## AIM OF THE TASK
Write out the following lines word for word, without any changes.

Start of EXERCISE INPUT

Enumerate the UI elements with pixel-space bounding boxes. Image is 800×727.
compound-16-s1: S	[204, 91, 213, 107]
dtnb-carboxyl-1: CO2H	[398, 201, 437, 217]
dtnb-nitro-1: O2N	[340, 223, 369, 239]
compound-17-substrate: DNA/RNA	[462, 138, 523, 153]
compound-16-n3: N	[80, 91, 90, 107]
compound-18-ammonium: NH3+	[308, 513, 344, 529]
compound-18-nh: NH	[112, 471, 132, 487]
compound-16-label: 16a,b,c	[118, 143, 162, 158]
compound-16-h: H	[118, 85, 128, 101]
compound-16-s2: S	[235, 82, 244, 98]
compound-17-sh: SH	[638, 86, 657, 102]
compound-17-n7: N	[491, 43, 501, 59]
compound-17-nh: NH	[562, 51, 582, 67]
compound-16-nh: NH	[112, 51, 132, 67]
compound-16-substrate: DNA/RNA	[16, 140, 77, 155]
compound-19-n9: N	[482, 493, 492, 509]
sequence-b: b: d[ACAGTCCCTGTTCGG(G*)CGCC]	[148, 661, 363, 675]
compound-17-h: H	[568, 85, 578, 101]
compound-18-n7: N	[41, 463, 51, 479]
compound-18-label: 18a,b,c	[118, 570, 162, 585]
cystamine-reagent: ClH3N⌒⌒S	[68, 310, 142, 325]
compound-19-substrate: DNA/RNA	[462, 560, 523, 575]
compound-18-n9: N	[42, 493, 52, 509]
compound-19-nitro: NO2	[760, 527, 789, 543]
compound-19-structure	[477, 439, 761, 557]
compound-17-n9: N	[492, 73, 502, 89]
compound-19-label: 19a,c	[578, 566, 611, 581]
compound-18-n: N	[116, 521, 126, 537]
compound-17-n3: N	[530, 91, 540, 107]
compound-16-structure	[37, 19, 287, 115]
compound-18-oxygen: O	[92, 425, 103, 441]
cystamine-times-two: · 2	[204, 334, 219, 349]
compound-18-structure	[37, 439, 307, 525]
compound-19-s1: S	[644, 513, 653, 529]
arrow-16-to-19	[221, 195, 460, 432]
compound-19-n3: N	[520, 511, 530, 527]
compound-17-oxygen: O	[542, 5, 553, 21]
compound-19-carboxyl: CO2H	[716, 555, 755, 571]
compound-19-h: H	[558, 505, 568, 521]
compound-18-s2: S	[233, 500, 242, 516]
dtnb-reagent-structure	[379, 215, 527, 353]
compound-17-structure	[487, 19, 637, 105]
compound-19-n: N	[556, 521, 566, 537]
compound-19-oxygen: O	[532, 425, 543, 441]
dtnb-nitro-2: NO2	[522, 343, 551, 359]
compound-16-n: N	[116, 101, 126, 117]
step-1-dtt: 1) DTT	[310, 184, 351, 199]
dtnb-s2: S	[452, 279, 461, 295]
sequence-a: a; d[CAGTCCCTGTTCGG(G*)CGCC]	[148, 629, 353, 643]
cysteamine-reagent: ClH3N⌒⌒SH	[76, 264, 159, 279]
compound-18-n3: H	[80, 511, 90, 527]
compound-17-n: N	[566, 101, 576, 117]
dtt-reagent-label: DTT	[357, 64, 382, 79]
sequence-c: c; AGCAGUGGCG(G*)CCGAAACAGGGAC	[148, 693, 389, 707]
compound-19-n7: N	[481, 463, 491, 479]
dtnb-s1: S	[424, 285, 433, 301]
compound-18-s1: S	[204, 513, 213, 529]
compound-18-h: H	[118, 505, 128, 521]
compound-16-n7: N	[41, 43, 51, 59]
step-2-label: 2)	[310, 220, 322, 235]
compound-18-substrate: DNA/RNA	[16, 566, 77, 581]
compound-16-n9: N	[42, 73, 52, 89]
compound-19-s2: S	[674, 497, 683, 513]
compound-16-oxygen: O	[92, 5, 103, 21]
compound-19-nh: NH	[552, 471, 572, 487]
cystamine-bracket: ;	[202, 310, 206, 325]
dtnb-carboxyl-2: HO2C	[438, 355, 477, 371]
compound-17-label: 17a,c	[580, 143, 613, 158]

End of EXERCISE INPUT

## TASK RESPONSE
Enumerate the UI elements with pixel-space bounding boxes. Image is 800×727.
compound-16-s1: S	[204, 91, 213, 107]
dtnb-carboxyl-1: CO2H	[398, 201, 437, 217]
dtnb-nitro-1: O2N	[340, 223, 369, 239]
compound-17-substrate: DNA/RNA	[462, 138, 523, 153]
compound-16-n3: N	[80, 91, 90, 107]
compound-18-ammonium: NH3+	[308, 513, 344, 529]
compound-18-nh: NH	[112, 471, 132, 487]
compound-16-label: 16a,b,c	[118, 143, 162, 158]
compound-16-h: H	[118, 85, 128, 101]
compound-16-s2: S	[235, 82, 244, 98]
compound-17-sh: SH	[638, 86, 657, 102]
compound-17-n7: N	[491, 43, 501, 59]
compound-17-nh: NH	[562, 51, 582, 67]
compound-16-nh: NH	[112, 51, 132, 67]
compound-16-substrate: DNA/RNA	[16, 140, 77, 155]
compound-19-n9: N	[482, 493, 492, 509]
sequence-b: b: d[ACAGTCCCTGTTCGG(G*)CGCC]	[148, 661, 363, 675]
compound-17-h: H	[568, 85, 578, 101]
compound-18-n7: N	[41, 463, 51, 479]
compound-18-label: 18a,b,c	[118, 570, 162, 585]
cystamine-reagent: ClH3N⌒⌒S	[68, 310, 142, 325]
compound-19-substrate: DNA/RNA	[462, 560, 523, 575]
compound-18-n9: N	[42, 493, 52, 509]
compound-19-nitro: NO2	[760, 527, 789, 543]
compound-19-structure	[477, 439, 761, 557]
compound-17-n9: N	[492, 73, 502, 89]
compound-19-label: 19a,c	[578, 566, 611, 581]
compound-18-n: N	[116, 521, 126, 537]
compound-17-n3: N	[530, 91, 540, 107]
compound-16-structure	[37, 19, 287, 115]
compound-18-oxygen: O	[92, 425, 103, 441]
cystamine-times-two: · 2	[204, 334, 219, 349]
compound-18-structure	[37, 439, 307, 525]
compound-19-s1: S	[644, 513, 653, 529]
arrow-16-to-19	[221, 195, 460, 432]
compound-19-n3: N	[520, 511, 530, 527]
compound-17-oxygen: O	[542, 5, 553, 21]
compound-19-carboxyl: CO2H	[716, 555, 755, 571]
compound-19-h: H	[558, 505, 568, 521]
compound-18-s2: S	[233, 500, 242, 516]
dtnb-reagent-structure	[379, 215, 527, 353]
compound-17-structure	[487, 19, 637, 105]
compound-19-n: N	[556, 521, 566, 537]
compound-19-oxygen: O	[532, 425, 543, 441]
dtnb-nitro-2: NO2	[522, 343, 551, 359]
compound-16-n: N	[116, 101, 126, 117]
step-1-dtt: 1) DTT	[310, 184, 351, 199]
dtnb-s2: S	[452, 279, 461, 295]
sequence-a: a; d[CAGTCCCTGTTCGG(G*)CGCC]	[148, 629, 353, 643]
cysteamine-reagent: ClH3N⌒⌒SH	[76, 264, 159, 279]
compound-18-n3: H	[80, 511, 90, 527]
compound-17-n: N	[566, 101, 576, 117]
dtt-reagent-label: DTT	[357, 64, 382, 79]
sequence-c: c; AGCAGUGGCG(G*)CCGAAACAGGGAC	[148, 693, 389, 707]
compound-19-n7: N	[481, 463, 491, 479]
dtnb-s1: S	[424, 285, 433, 301]
compound-18-s1: S	[204, 513, 213, 529]
compound-18-h: H	[118, 505, 128, 521]
compound-16-n7: N	[41, 43, 51, 59]
step-2-label: 2)	[310, 220, 322, 235]
compound-18-substrate: DNA/RNA	[16, 566, 77, 581]
compound-16-n9: N	[42, 73, 52, 89]
compound-19-s2: S	[674, 497, 683, 513]
compound-16-oxygen: O	[92, 5, 103, 21]
compound-19-nh: NH	[552, 471, 572, 487]
cystamine-bracket: ;	[202, 310, 206, 325]
dtnb-carboxyl-2: HO2C	[438, 355, 477, 371]
compound-17-label: 17a,c	[580, 143, 613, 158]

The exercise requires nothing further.